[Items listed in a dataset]
↓↓↓

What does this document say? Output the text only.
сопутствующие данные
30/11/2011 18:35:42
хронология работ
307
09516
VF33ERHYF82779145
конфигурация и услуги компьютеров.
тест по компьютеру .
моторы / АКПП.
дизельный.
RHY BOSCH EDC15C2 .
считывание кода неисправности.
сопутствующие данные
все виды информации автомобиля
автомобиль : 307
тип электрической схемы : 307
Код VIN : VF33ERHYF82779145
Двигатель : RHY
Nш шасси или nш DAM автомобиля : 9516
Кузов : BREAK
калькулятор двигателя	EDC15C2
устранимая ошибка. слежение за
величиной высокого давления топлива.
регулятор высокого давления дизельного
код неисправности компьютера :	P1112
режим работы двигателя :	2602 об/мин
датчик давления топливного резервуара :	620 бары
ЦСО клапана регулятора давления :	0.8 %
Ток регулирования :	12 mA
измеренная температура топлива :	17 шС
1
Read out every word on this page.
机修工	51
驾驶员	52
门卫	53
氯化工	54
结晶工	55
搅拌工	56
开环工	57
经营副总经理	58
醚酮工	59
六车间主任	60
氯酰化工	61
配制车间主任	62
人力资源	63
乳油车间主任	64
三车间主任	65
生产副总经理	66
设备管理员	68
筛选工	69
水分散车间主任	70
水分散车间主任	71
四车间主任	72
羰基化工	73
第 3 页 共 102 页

↑↑↑

Identify the lines in the entries that hold "неисправности" and return each one.

> _Solution_:
считывание кода неисправности.
код неисправности компьютера :	P1112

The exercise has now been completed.